[Extracted data entries]

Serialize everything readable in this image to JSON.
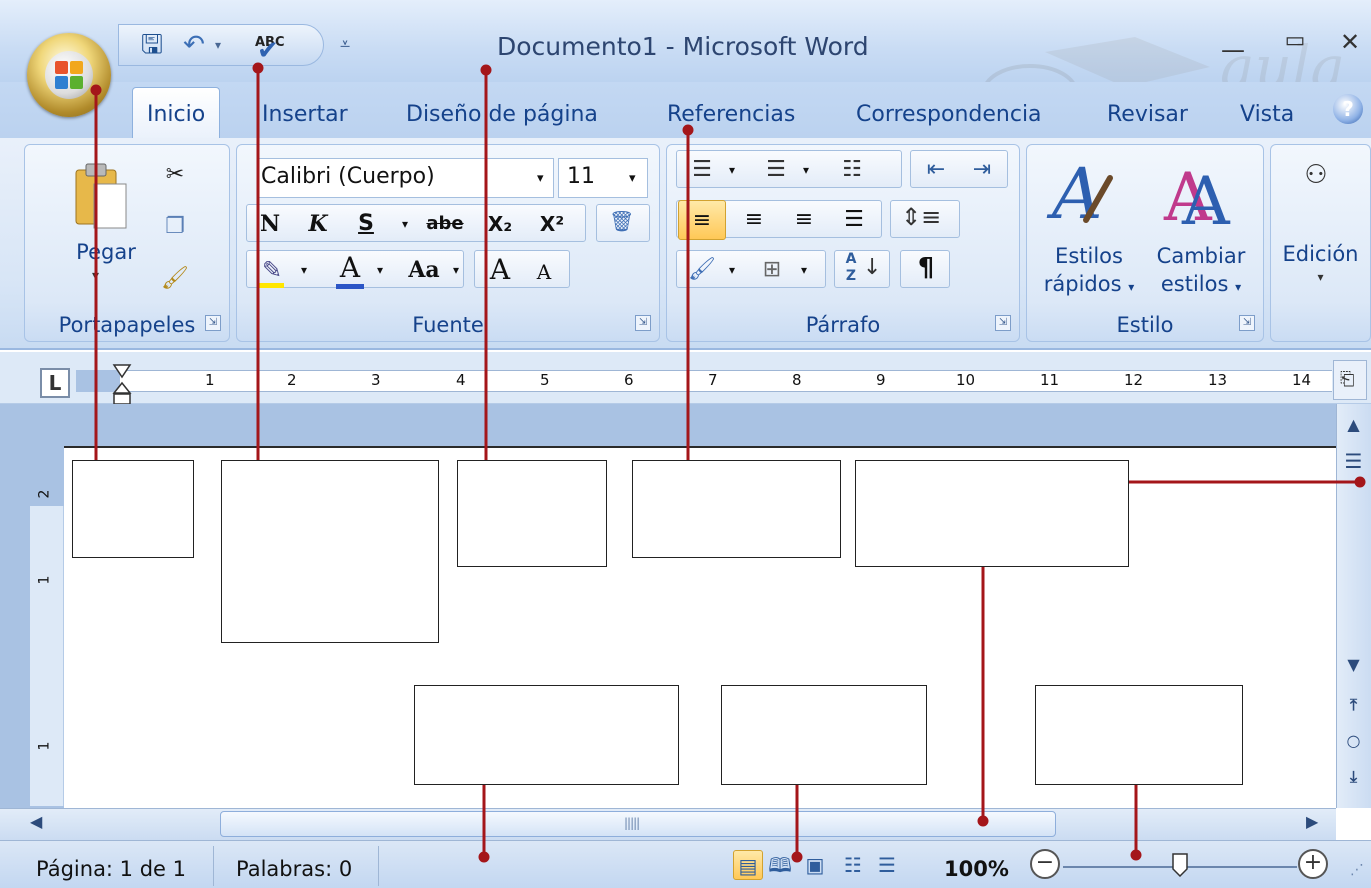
{
  "window": {
    "title": "Documento1 - Microsoft Word"
  },
  "quick_access": {
    "items": [
      {
        "name": "save-icon",
        "glyph": "🖫"
      },
      {
        "name": "undo-icon",
        "glyph": "↶"
      },
      {
        "name": "undo-dropdown-icon",
        "glyph": "▾"
      },
      {
        "name": "spelling-icon",
        "label": "ABC"
      },
      {
        "name": "customize-icon",
        "glyph": "⩡"
      }
    ]
  },
  "tabs": [
    {
      "label": "Inicio",
      "active": true
    },
    {
      "label": "Insertar"
    },
    {
      "label": "Diseño de página"
    },
    {
      "label": "Referencias"
    },
    {
      "label": "Correspondencia"
    },
    {
      "label": "Revisar"
    },
    {
      "label": "Vista"
    }
  ],
  "ribbon": {
    "clipboard": {
      "label": "Portapapeles",
      "paste_label": "Pegar"
    },
    "font": {
      "label": "Fuente",
      "font_name": "Calibri (Cuerpo)",
      "font_size": "11",
      "bold": "N",
      "italic": "K",
      "underline": "S",
      "strikethrough": "abe",
      "subscript": "X₂",
      "superscript": "X²",
      "change_case": "Aa",
      "grow": "A",
      "shrink": "A",
      "font_color": "A"
    },
    "paragraph": {
      "label": "Párrafo",
      "pilcrow": "¶",
      "sort": "A Z"
    },
    "styles": {
      "label": "Estilo",
      "quick_styles": [
        "Estilos",
        "rápidos"
      ],
      "change_styles": [
        "Cambiar",
        "estilos"
      ]
    },
    "editing": {
      "label": "Edición"
    }
  },
  "ruler": {
    "h_numbers": [
      "1",
      "2",
      "3",
      "4",
      "5",
      "6",
      "7",
      "8",
      "9",
      "10",
      "11",
      "12",
      "13",
      "14"
    ],
    "v_numbers": [
      "2",
      "1",
      "1"
    ],
    "tab_selector": "L"
  },
  "status": {
    "page": "Página: 1 de 1",
    "words": "Palabras: 0",
    "zoom": "100%"
  },
  "colors": {
    "accent": "#15428b",
    "leader": "#a4161a",
    "ribbon_bg": "#dce8f7"
  }
}
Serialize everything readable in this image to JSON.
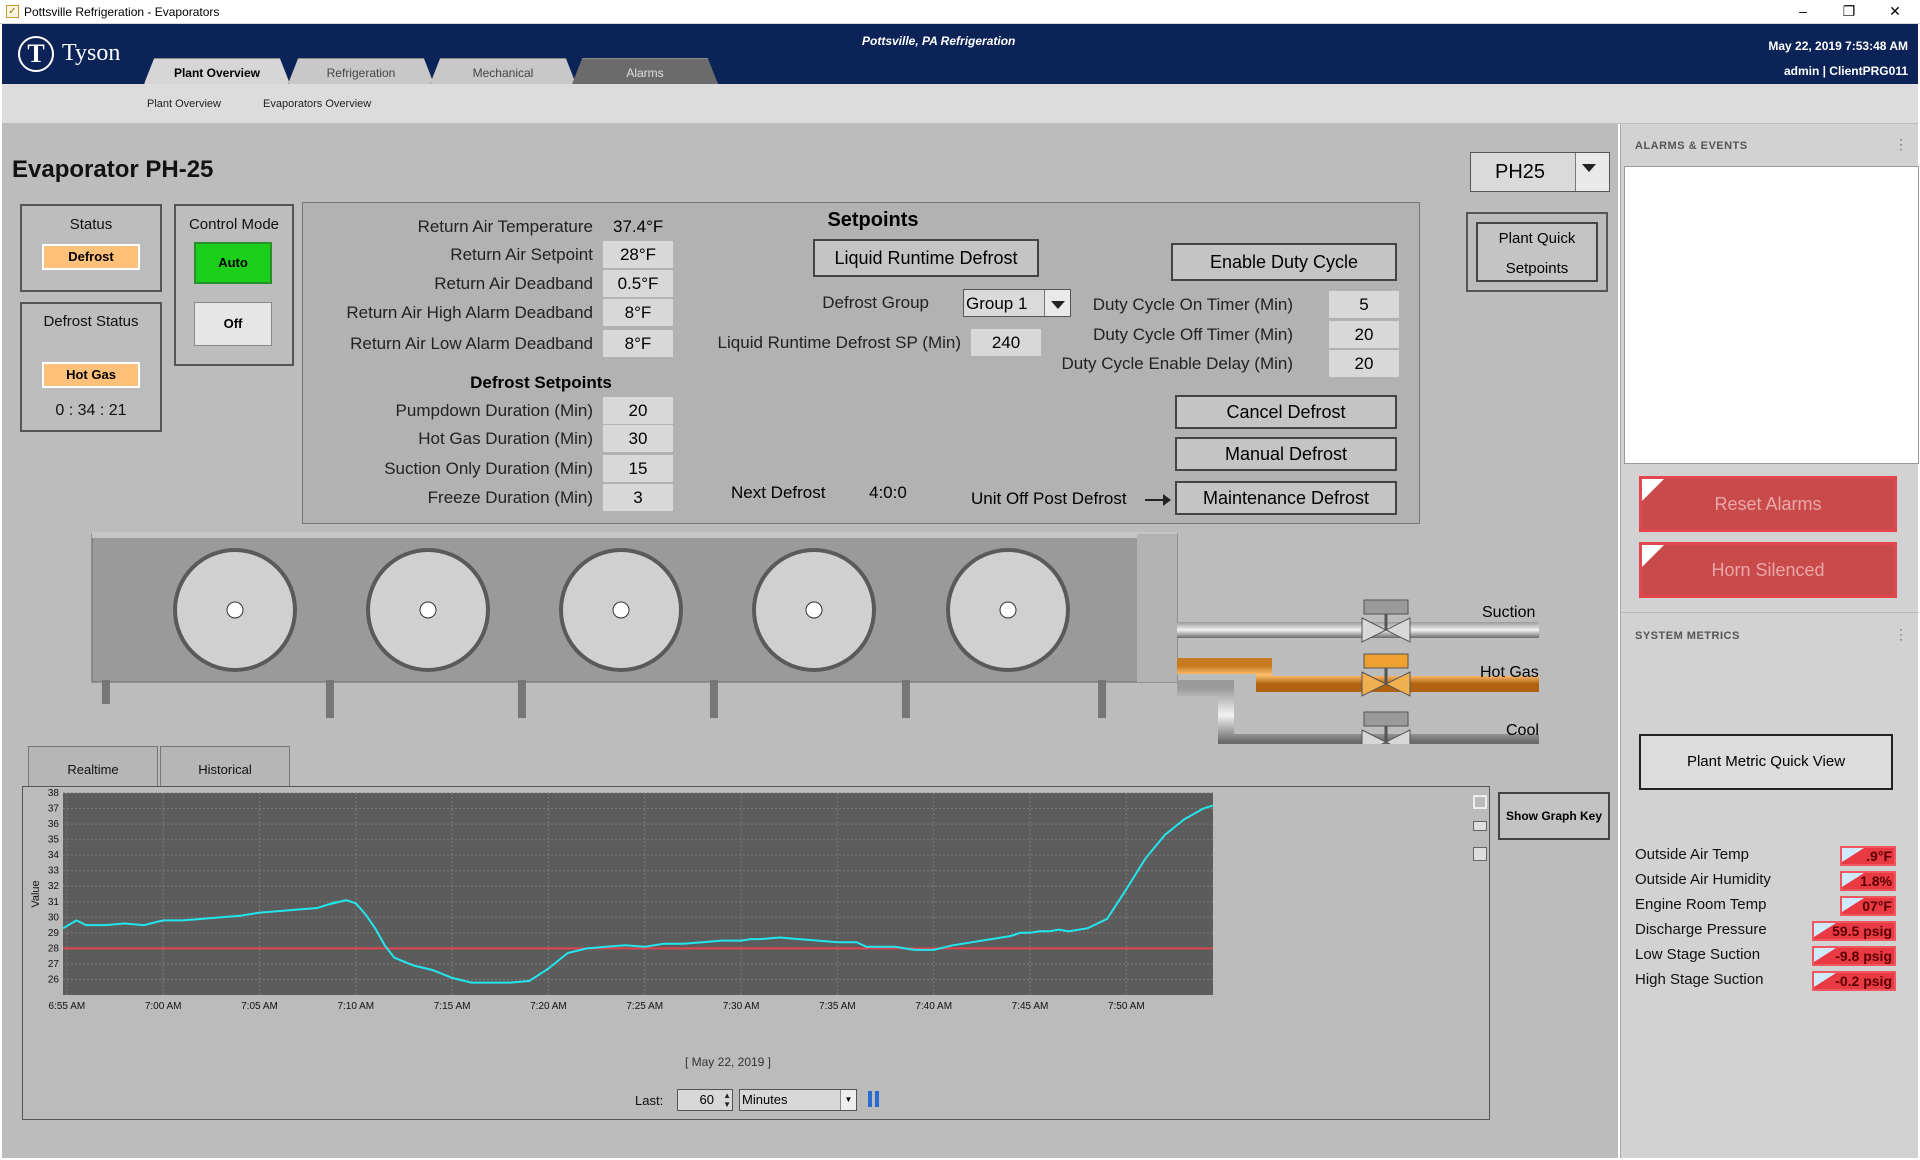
{
  "window": {
    "title": "Pottsville Refrigeration - Evaporators",
    "min": "–",
    "restore": "❐",
    "close": "✕"
  },
  "header": {
    "brand": "Tyson",
    "brand_mark": "T",
    "site": "Pottsville, PA Refrigeration",
    "datetime": "May 22, 2019 7:53:48 AM",
    "user": "admin | ClientPRG011",
    "tabs": [
      {
        "label": "Plant Overview"
      },
      {
        "label": "Refrigeration"
      },
      {
        "label": "Mechanical"
      },
      {
        "label": "Alarms"
      }
    ]
  },
  "subnav": {
    "items": [
      {
        "label": "Plant Overview"
      },
      {
        "label": "Evaporators Overview"
      }
    ]
  },
  "page": {
    "title": "Evaporator PH-25",
    "unit_select": "PH25"
  },
  "status": {
    "label": "Status",
    "value": "Defrost"
  },
  "defrost_status": {
    "label": "Defrost Status",
    "value": "Hot Gas",
    "timer": "0 : 34 : 21"
  },
  "control_mode": {
    "label": "Control Mode",
    "auto": "Auto",
    "off": "Off"
  },
  "quick_setpoints": "Plant Quick Setpoints",
  "readings": [
    {
      "label": "Return Air Temperature",
      "value": "37.4°F"
    },
    {
      "label": "Return Air Setpoint",
      "value": "28°F"
    },
    {
      "label": "Return Air Deadband",
      "value": "0.5°F"
    },
    {
      "label": "Return Air High Alarm Deadband",
      "value": "8°F"
    },
    {
      "label": "Return Air Low Alarm Deadband",
      "value": "8°F"
    }
  ],
  "defrost_setpoints": {
    "title": "Defrost Setpoints",
    "items": [
      {
        "label": "Pumpdown Duration (Min)",
        "value": "20"
      },
      {
        "label": "Hot Gas Duration (Min)",
        "value": "30"
      },
      {
        "label": "Suction Only Duration (Min)",
        "value": "15"
      },
      {
        "label": "Freeze Duration (Min)",
        "value": "3"
      }
    ]
  },
  "setpoints": {
    "title": "Setpoints",
    "liquid_runtime_button": "Liquid Runtime Defrost",
    "defrost_group_label": "Defrost Group",
    "defrost_group_value": "Group 1",
    "liquid_runtime_sp_label": "Liquid Runtime Defrost SP (Min)",
    "liquid_runtime_sp_value": "240",
    "next_defrost_label": "Next Defrost",
    "next_defrost_value": "4:0:0",
    "unit_off_label": "Unit Off Post Defrost",
    "enable_duty_cycle": "Enable Duty Cycle",
    "duty": [
      {
        "label": "Duty Cycle On Timer (Min)",
        "value": "5"
      },
      {
        "label": "Duty Cycle Off Timer (Min)",
        "value": "20"
      },
      {
        "label": "Duty Cycle Enable Delay (Min)",
        "value": "20"
      }
    ],
    "cancel_defrost": "Cancel Defrost",
    "manual_defrost": "Manual Defrost",
    "maintenance_defrost": "Maintenance Defrost"
  },
  "pipes": {
    "suction": "Suction",
    "hot_gas": "Hot Gas",
    "cool": "Cool",
    "hot_gas_color": "#f0a030"
  },
  "graph_tabs": {
    "realtime": "Realtime",
    "historical": "Historical"
  },
  "graph": {
    "show_key": "Show Graph Key",
    "date": "[ May 22, 2019 ]",
    "last_label": "Last:",
    "last_value": "60",
    "unit": "Minutes"
  },
  "chart_data": {
    "type": "line",
    "ylabel": "Value",
    "xlabel": "",
    "ylim": [
      25,
      38
    ],
    "yticks": [
      26,
      27,
      28,
      29,
      30,
      31,
      32,
      33,
      34,
      35,
      36,
      37,
      38
    ],
    "xticks": [
      "6:55 AM",
      "7:00 AM",
      "7:05 AM",
      "7:10 AM",
      "7:15 AM",
      "7:20 AM",
      "7:25 AM",
      "7:30 AM",
      "7:35 AM",
      "7:40 AM",
      "7:45 AM",
      "7:50 AM"
    ],
    "xrange_min": [
      -0.2,
      59.5
    ],
    "grid": true,
    "series": [
      {
        "color": "#22e6ee",
        "x": [
          -0.2,
          0.5,
          1,
          2,
          3,
          4,
          5,
          6,
          7,
          8,
          9,
          10,
          11,
          12,
          13,
          14,
          13.5,
          14.5,
          15,
          15.5,
          16,
          16.5,
          17,
          18,
          19,
          20,
          21,
          22,
          23,
          24,
          25,
          26,
          27,
          28,
          29,
          30,
          31,
          32,
          33,
          34,
          35,
          35.5,
          36,
          37,
          38,
          39,
          40,
          41,
          41.5,
          42,
          43,
          44,
          45,
          46,
          47,
          48,
          49,
          49.5,
          50,
          50.5,
          51,
          51.5,
          52,
          53,
          54,
          55,
          56,
          57,
          58,
          59,
          59.5
        ],
        "y": [
          29.3,
          29.8,
          29.5,
          29.5,
          29.6,
          29.5,
          29.8,
          29.8,
          29.9,
          30.0,
          30.1,
          30.3,
          30.4,
          30.5,
          30.6,
          31.0,
          30.8,
          31.1,
          30.9,
          30.2,
          29.3,
          28.2,
          27.4,
          26.9,
          26.6,
          26.1,
          25.8,
          25.8,
          25.8,
          25.9,
          26.7,
          27.7,
          28.0,
          28.1,
          28.2,
          28.1,
          28.3,
          28.3,
          28.4,
          28.5,
          28.5,
          28.6,
          28.6,
          28.7,
          28.6,
          28.5,
          28.4,
          28.4,
          28.1,
          28.1,
          28.1,
          27.9,
          27.9,
          28.2,
          28.4,
          28.6,
          28.8,
          29.0,
          29.0,
          29.1,
          29.1,
          29.2,
          29.1,
          29.3,
          29.9,
          31.8,
          33.8,
          35.3,
          36.3,
          37.0,
          37.2
        ]
      },
      {
        "color": "#e0444c",
        "x": [
          -0.2,
          59.5
        ],
        "y": [
          28,
          28
        ]
      }
    ]
  },
  "sidebar": {
    "alarms_title": "ALARMS & EVENTS",
    "reset_alarms": "Reset Alarms",
    "horn_silenced": "Horn Silenced",
    "metrics_title": "SYSTEM METRICS",
    "quick_view": "Plant Metric Quick View",
    "metrics": [
      {
        "label": "Outside Air Temp",
        "value": ".9°F"
      },
      {
        "label": "Outside Air Humidity",
        "value": "1.8%"
      },
      {
        "label": "Engine Room Temp",
        "value": "07°F"
      },
      {
        "label": "Discharge Pressure",
        "value": "59.5 psig"
      },
      {
        "label": "Low Stage Suction",
        "value": "-9.8 psig"
      },
      {
        "label": "High Stage Suction",
        "value": "-0.2 psig"
      }
    ]
  }
}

• _Work required_: Extract every line above containing the word "undo".

• _Answer_:
        "name": "undo-icon",
        "name": "undo-dropdown-icon",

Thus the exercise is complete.